• **INFORMATION SHOWN**:
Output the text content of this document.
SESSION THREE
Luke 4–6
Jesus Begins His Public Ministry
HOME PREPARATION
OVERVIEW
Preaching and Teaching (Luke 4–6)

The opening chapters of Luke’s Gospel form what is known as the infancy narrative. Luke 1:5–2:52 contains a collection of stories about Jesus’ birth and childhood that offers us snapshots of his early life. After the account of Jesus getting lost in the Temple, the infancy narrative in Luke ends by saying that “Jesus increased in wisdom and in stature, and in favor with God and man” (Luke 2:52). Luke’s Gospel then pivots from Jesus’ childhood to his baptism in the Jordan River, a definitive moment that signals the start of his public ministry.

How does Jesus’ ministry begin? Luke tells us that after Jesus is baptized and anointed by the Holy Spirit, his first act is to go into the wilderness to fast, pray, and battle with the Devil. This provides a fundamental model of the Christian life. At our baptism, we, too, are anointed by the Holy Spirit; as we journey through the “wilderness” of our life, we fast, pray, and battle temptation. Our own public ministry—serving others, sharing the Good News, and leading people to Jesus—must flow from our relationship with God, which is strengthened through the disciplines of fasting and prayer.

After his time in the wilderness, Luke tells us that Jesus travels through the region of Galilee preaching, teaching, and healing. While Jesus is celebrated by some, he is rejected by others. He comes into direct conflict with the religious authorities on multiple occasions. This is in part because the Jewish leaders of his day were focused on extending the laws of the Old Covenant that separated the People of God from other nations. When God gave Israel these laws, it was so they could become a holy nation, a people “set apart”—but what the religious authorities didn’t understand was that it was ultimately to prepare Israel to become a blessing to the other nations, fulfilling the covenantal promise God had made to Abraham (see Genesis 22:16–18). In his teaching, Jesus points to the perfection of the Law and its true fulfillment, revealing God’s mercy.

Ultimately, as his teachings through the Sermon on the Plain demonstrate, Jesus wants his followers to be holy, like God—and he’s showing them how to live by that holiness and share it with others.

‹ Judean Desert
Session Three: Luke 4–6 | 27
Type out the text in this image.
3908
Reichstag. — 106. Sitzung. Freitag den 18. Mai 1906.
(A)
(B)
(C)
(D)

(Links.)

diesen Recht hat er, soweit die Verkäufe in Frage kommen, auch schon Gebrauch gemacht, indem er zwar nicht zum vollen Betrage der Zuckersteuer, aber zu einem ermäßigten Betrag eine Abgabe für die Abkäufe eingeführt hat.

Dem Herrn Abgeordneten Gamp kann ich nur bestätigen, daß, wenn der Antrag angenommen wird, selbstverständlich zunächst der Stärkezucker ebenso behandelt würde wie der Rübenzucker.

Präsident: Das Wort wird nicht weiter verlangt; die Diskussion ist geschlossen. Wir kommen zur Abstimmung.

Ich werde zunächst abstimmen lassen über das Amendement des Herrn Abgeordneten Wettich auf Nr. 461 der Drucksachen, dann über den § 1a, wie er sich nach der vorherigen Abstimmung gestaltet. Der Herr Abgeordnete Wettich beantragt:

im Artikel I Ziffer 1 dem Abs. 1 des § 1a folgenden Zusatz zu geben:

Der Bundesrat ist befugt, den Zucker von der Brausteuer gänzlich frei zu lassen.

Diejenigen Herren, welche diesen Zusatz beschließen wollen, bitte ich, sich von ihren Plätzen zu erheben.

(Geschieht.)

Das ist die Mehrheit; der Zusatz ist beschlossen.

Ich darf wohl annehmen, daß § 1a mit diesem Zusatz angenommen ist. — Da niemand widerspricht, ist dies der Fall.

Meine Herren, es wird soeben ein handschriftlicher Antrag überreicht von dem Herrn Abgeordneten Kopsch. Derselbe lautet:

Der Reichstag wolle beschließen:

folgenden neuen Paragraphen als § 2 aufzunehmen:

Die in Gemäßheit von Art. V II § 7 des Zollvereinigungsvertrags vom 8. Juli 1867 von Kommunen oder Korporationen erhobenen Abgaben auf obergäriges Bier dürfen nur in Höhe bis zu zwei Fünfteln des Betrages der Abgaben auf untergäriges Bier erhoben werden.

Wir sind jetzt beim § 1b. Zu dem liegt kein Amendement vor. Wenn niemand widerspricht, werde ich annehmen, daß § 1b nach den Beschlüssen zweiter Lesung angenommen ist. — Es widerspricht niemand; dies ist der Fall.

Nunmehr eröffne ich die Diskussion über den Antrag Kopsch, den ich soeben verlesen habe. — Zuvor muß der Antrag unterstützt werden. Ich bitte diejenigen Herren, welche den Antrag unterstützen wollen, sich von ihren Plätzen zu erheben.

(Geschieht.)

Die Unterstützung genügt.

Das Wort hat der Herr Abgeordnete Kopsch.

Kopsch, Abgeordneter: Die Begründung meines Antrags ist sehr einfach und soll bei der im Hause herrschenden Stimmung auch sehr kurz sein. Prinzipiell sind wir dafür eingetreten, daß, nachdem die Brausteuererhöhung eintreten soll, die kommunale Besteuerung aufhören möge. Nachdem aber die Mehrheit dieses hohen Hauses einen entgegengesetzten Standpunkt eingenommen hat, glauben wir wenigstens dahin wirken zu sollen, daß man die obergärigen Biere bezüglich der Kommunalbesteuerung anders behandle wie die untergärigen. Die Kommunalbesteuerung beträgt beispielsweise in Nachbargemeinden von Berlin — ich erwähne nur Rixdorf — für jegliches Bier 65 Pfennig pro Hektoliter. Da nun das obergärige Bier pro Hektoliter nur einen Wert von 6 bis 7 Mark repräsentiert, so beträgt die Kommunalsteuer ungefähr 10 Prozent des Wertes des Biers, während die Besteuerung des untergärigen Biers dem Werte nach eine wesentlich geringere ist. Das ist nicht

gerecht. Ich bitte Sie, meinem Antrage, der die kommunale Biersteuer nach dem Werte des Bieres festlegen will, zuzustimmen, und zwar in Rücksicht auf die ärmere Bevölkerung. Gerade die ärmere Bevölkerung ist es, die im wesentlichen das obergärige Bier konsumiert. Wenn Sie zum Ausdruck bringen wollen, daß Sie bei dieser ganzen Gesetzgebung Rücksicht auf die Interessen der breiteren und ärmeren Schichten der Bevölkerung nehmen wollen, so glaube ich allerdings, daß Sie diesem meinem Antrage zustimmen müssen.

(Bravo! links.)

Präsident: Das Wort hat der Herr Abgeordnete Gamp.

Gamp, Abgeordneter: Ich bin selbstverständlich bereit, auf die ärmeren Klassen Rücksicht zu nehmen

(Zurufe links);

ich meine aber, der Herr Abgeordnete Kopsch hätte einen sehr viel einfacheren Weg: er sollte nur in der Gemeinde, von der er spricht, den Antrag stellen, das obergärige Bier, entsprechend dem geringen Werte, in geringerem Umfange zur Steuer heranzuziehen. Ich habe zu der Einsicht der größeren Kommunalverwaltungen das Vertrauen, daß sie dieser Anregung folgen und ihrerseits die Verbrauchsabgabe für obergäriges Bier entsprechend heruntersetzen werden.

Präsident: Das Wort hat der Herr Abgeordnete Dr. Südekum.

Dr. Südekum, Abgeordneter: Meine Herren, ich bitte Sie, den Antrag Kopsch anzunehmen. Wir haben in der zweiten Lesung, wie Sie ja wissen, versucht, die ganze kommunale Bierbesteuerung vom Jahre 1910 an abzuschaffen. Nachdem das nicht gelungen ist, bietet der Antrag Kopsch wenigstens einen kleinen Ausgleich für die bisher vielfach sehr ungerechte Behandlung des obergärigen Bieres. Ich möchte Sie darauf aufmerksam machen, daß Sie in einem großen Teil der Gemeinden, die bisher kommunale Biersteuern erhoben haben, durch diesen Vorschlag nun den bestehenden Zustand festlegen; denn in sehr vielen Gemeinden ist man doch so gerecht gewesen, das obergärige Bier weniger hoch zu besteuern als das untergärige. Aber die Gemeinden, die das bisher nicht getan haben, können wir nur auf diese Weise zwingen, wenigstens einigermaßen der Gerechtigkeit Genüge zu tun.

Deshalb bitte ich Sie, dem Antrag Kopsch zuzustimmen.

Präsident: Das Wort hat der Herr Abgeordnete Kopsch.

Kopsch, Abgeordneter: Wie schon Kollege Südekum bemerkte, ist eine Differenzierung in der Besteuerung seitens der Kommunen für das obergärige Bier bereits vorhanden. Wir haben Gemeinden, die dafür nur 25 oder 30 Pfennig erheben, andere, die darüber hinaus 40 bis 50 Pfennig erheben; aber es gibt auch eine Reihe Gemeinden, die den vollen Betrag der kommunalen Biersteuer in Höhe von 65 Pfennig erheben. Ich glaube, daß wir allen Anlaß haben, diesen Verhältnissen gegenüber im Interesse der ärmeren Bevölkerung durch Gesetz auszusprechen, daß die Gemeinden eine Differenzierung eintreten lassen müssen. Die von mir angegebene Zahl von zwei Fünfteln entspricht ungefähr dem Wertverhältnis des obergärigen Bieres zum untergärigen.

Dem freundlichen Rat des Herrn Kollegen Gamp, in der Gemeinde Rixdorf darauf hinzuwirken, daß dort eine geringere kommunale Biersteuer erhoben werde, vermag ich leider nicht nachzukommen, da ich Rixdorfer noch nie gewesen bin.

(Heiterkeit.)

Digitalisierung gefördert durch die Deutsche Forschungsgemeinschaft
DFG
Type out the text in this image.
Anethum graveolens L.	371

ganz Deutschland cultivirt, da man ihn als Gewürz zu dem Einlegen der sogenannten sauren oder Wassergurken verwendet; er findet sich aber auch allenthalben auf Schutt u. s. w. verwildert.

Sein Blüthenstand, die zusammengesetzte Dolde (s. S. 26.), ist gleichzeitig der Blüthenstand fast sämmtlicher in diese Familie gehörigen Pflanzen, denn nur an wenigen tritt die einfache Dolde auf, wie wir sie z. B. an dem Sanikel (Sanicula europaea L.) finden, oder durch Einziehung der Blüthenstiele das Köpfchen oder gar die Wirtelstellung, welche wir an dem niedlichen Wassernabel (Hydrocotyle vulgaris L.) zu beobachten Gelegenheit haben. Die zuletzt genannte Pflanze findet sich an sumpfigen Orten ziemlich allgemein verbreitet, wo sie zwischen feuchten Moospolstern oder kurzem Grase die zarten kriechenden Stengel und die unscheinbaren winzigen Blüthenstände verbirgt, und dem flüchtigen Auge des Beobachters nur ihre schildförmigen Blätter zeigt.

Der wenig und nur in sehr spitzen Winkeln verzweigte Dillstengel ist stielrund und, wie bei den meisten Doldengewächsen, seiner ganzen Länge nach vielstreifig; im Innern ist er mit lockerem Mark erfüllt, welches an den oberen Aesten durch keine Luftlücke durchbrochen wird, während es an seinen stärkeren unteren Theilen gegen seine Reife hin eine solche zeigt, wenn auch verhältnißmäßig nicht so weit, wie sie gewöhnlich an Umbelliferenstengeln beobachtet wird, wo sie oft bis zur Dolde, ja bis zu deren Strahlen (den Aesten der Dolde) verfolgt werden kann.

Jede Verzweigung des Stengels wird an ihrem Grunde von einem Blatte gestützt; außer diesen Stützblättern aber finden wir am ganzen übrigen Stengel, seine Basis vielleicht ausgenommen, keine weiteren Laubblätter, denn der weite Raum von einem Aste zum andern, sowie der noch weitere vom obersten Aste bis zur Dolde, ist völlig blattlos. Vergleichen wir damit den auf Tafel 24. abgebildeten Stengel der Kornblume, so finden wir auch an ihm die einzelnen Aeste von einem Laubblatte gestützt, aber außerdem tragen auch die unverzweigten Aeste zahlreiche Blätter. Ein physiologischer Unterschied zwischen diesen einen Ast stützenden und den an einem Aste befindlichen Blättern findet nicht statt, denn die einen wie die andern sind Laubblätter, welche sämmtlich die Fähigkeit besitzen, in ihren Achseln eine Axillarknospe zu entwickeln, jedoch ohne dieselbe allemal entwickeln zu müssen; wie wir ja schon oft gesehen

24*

• **EXERCISE GOAL**: Reproduce every line of the material above that has the string "beschließen".

• **RESULT FOR THIS TASK**:
Diejenigen Herren, welche diesen Zusatz beschließen wollen, bitte ich, sich von ihren Plätzen zu erheben.
Der Reichstag wolle beschließen:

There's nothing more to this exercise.